→ **Exercise prompt**: Return each line of the material verbatim.

→ **Supplied data**:
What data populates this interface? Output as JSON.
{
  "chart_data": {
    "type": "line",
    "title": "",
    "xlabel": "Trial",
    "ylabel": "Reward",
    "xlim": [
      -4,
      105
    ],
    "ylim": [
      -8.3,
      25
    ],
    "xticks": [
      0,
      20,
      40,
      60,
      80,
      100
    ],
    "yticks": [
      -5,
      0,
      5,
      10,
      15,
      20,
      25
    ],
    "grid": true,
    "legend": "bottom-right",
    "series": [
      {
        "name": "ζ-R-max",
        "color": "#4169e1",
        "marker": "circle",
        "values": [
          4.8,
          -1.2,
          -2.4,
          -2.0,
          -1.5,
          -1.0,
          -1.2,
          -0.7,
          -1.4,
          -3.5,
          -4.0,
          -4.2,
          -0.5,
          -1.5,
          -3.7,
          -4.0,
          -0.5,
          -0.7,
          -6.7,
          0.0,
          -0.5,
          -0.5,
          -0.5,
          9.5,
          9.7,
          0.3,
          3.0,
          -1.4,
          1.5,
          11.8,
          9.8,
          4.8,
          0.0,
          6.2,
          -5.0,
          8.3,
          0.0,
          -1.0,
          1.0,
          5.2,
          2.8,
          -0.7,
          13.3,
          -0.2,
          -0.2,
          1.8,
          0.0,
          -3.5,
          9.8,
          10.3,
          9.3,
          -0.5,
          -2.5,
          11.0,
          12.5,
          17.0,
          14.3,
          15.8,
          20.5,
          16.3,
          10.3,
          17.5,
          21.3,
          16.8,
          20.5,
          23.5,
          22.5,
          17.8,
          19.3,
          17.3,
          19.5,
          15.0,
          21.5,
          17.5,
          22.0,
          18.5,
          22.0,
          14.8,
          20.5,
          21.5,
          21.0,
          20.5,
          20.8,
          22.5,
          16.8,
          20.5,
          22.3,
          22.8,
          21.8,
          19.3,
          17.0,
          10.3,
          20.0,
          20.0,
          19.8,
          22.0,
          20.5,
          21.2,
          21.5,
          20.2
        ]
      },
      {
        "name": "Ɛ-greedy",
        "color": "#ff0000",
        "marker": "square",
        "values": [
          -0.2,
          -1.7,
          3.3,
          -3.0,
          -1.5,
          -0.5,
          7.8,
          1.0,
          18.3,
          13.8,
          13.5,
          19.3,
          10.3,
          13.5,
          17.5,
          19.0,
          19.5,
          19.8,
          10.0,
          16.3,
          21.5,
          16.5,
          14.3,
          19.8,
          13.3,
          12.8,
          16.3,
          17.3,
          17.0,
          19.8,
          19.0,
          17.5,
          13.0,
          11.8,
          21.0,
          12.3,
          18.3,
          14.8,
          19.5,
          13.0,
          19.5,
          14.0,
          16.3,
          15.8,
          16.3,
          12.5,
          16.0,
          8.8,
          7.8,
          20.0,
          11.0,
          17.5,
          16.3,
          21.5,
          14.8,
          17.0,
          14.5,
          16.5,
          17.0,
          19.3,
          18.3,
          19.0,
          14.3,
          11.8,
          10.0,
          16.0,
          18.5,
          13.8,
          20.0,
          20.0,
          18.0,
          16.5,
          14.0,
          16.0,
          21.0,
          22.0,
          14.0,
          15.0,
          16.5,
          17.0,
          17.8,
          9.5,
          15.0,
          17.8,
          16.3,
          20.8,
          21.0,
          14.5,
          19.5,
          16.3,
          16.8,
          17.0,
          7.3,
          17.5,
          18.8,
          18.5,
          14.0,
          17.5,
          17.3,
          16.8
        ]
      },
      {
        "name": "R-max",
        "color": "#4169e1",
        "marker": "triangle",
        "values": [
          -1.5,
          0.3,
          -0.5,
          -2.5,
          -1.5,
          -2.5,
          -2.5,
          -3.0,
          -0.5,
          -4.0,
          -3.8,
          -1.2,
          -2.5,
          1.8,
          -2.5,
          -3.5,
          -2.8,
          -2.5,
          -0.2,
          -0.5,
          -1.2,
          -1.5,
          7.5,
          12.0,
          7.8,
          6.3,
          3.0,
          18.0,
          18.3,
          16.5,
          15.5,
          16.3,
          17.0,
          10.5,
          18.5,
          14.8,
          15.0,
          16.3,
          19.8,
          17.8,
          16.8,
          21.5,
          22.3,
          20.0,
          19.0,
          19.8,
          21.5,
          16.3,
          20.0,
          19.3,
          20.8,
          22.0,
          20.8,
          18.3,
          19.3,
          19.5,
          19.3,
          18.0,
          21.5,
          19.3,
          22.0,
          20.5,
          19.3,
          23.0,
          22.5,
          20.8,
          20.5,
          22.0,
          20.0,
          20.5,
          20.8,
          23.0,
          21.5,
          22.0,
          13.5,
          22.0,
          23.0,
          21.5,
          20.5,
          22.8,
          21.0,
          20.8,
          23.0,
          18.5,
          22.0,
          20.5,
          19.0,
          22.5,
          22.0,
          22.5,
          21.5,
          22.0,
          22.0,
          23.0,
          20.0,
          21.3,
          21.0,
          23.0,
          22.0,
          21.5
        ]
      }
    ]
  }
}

→ **Complete output**:
What data populates this interface? Output as JSON.
{
  "chart_data": {
    "type": "line",
    "title": "",
    "xlabel": "Trial",
    "ylabel": "Reward",
    "xlim": [
      -4,
      105
    ],
    "ylim": [
      -8.3,
      25
    ],
    "xticks": [
      0,
      20,
      40,
      60,
      80,
      100
    ],
    "yticks": [
      -5,
      0,
      5,
      10,
      15,
      20,
      25
    ],
    "grid": true,
    "legend": "bottom-right",
    "series": [
      {
        "name": "ζ-R-max",
        "color": "#4169e1",
        "marker": "circle",
        "values": [
          4.8,
          -1.2,
          -2.4,
          -2.0,
          -1.5,
          -1.0,
          -1.2,
          -0.7,
          -1.4,
          -3.5,
          -4.0,
          -4.2,
          -0.5,
          -1.5,
          -3.7,
          -4.0,
          -0.5,
          -0.7,
          -6.7,
          0.0,
          -0.5,
          -0.5,
          -0.5,
          9.5,
          9.7,
          0.3,
          3.0,
          -1.4,
          1.5,
          11.8,
          9.8,
          4.8,
          0.0,
          6.2,
          -5.0,
          8.3,
          0.0,
          -1.0,
          1.0,
          5.2,
          2.8,
          -0.7,
          13.3,
          -0.2,
          -0.2,
          1.8,
          0.0,
          -3.5,
          9.8,
          10.3,
          9.3,
          -0.5,
          -2.5,
          11.0,
          12.5,
          17.0,
          14.3,
          15.8,
          20.5,
          16.3,
          10.3,
          17.5,
          21.3,
          16.8,
          20.5,
          23.5,
          22.5,
          17.8,
          19.3,
          17.3,
          19.5,
          15.0,
          21.5,
          17.5,
          22.0,
          18.5,
          22.0,
          14.8,
          20.5,
          21.5,
          21.0,
          20.5,
          20.8,
          22.5,
          16.8,
          20.5,
          22.3,
          22.8,
          21.8,
          19.3,
          17.0,
          10.3,
          20.0,
          20.0,
          19.8,
          22.0,
          20.5,
          21.2,
          21.5,
          20.2
        ]
      },
      {
        "name": "Ɛ-greedy",
        "color": "#ff0000",
        "marker": "square",
        "values": [
          -0.2,
          -1.7,
          3.3,
          -3.0,
          -1.5,
          -0.5,
          7.8,
          1.0,
          18.3,
          13.8,
          13.5,
          19.3,
          10.3,
          13.5,
          17.5,
          19.0,
          19.5,
          19.8,
          10.0,
          16.3,
          21.5,
          16.5,
          14.3,
          19.8,
          13.3,
          12.8,
          16.3,
          17.3,
          17.0,
          19.8,
          19.0,
          17.5,
          13.0,
          11.8,
          21.0,
          12.3,
          18.3,
          14.8,
          19.5,
          13.0,
          19.5,
          14.0,
          16.3,
          15.8,
          16.3,
          12.5,
          16.0,
          8.8,
          7.8,
          20.0,
          11.0,
          17.5,
          16.3,
          21.5,
          14.8,
          17.0,
          14.5,
          16.5,
          17.0,
          19.3,
          18.3,
          19.0,
          14.3,
          11.8,
          10.0,
          16.0,
          18.5,
          13.8,
          20.0,
          20.0,
          18.0,
          16.5,
          14.0,
          16.0,
          21.0,
          22.0,
          14.0,
          15.0,
          16.5,
          17.0,
          17.8,
          9.5,
          15.0,
          17.8,
          16.3,
          20.8,
          21.0,
          14.5,
          19.5,
          16.3,
          16.8,
          17.0,
          7.3,
          17.5,
          18.8,
          18.5,
          14.0,
          17.5,
          17.3,
          16.8
        ]
      },
      {
        "name": "R-max",
        "color": "#4169e1",
        "marker": "triangle",
        "values": [
          -1.5,
          0.3,
          -0.5,
          -2.5,
          -1.5,
          -2.5,
          -2.5,
          -3.0,
          -0.5,
          -4.0,
          -3.8,
          -1.2,
          -2.5,
          1.8,
          -2.5,
          -3.5,
          -2.8,
          -2.5,
          -0.2,
          -0.5,
          -1.2,
          -1.5,
          7.5,
          12.0,
          7.8,
          6.3,
          3.0,
          18.0,
          18.3,
          16.5,
          15.5,
          16.3,
          17.0,
          10.5,
          18.5,
          14.8,
          15.0,
          16.3,
          19.8,
          17.8,
          16.8,
          21.5,
          22.3,
          20.0,
          19.0,
          19.8,
          21.5,
          16.3,
          20.0,
          19.3,
          20.8,
          22.0,
          20.8,
          18.3,
          19.3,
          19.5,
          19.3,
          18.0,
          21.5,
          19.3,
          22.0,
          20.5,
          19.3,
          23.0,
          22.5,
          20.8,
          20.5,
          22.0,
          20.0,
          20.5,
          20.8,
          23.0,
          21.5,
          22.0,
          13.5,
          22.0,
          23.0,
          21.5,
          20.5,
          22.8,
          21.0,
          20.8,
          23.0,
          18.5,
          22.0,
          20.5,
          19.0,
          22.5,
          22.0,
          22.5,
          21.5,
          22.0,
          22.0,
          23.0,
          20.0,
          21.3,
          21.0,
          23.0,
          22.0,
          21.5
        ]
      }
    ]
  }
}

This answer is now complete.